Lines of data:
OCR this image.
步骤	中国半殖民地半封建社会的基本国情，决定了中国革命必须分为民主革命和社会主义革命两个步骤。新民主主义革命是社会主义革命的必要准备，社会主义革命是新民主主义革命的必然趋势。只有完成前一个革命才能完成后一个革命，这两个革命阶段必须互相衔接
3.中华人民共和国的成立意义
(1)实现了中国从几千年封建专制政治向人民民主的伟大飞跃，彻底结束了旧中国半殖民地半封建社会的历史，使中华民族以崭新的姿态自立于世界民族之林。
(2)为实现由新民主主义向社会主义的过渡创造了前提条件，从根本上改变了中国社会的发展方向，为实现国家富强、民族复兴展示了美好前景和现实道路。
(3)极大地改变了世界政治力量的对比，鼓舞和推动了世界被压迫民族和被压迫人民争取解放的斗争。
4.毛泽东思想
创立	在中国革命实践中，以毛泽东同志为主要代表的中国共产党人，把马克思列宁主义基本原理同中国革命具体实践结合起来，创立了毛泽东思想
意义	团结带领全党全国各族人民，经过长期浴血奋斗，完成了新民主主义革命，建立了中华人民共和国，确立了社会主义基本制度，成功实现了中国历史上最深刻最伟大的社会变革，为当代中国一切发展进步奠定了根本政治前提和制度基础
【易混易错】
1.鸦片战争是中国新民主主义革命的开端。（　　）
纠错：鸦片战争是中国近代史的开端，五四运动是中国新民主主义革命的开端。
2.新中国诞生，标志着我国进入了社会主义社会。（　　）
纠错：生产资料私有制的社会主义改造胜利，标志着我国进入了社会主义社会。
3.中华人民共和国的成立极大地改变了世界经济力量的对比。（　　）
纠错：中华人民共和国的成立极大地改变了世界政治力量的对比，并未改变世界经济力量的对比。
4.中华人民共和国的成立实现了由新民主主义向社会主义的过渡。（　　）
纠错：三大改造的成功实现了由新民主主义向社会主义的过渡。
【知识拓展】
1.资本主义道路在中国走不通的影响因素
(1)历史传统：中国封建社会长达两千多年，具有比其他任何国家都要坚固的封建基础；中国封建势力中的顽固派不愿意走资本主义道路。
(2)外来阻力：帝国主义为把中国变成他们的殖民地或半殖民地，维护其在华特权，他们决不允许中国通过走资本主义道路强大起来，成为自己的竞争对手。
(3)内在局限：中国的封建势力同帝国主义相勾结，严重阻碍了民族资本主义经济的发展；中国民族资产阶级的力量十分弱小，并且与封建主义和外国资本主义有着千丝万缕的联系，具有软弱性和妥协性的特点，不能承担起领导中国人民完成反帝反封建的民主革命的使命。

Exercise:
Print the listing above in its entirety, with every line exact.

Exercise solution:
OCR this image.
步骤	中国半殖民地半封建社会的基本国情，决定了中国革命必须分为民主革命和社会主义革命两个步骤。新民主主义革命是社会主义革命的必要准备，社会主义革命是新民主主义革命的必然趋势。只有完成前一个革命才能完成后一个革命，这两个革命阶段必须互相衔接
3.中华人民共和国的成立意义
(1)实现了中国从几千年封建专制政治向人民民主的伟大飞跃，彻底结束了旧中国半殖民地半封建社会的历史，使中华民族以崭新的姿态自立于世界民族之林。
(2)为实现由新民主主义向社会主义的过渡创造了前提条件，从根本上改变了中国社会的发展方向，为实现国家富强、民族复兴展示了美好前景和现实道路。
(3)极大地改变了世界政治力量的对比，鼓舞和推动了世界被压迫民族和被压迫人民争取解放的斗争。
4.毛泽东思想
创立	在中国革命实践中，以毛泽东同志为主要代表的中国共产党人，把马克思列宁主义基本原理同中国革命具体实践结合起来，创立了毛泽东思想
意义	团结带领全党全国各族人民，经过长期浴血奋斗，完成了新民主主义革命，建立了中华人民共和国，确立了社会主义基本制度，成功实现了中国历史上最深刻最伟大的社会变革，为当代中国一切发展进步奠定了根本政治前提和制度基础
【易混易错】
1.鸦片战争是中国新民主主义革命的开端。（　　）
纠错：鸦片战争是中国近代史的开端，五四运动是中国新民主主义革命的开端。
2.新中国诞生，标志着我国进入了社会主义社会。（　　）
纠错：生产资料私有制的社会主义改造胜利，标志着我国进入了社会主义社会。
3.中华人民共和国的成立极大地改变了世界经济力量的对比。（　　）
纠错：中华人民共和国的成立极大地改变了世界政治力量的对比，并未改变世界经济力量的对比。
4.中华人民共和国的成立实现了由新民主主义向社会主义的过渡。（　　）
纠错：三大改造的成功实现了由新民主主义向社会主义的过渡。
【知识拓展】
1.资本主义道路在中国走不通的影响因素
(1)历史传统：中国封建社会长达两千多年，具有比其他任何国家都要坚固的封建基础；中国封建势力中的顽固派不愿意走资本主义道路。
(2)外来阻力：帝国主义为把中国变成他们的殖民地或半殖民地，维护其在华特权，他们决不允许中国通过走资本主义道路强大起来，成为自己的竞争对手。
(3)内在局限：中国的封建势力同帝国主义相勾结，严重阻碍了民族资本主义经济的发展；中国民族资产阶级的力量十分弱小，并且与封建主义和外国资本主义有着千丝万缕的联系，具有软弱性和妥协性的特点，不能承担起领导中国人民完成反帝反封建的民主革命的使命。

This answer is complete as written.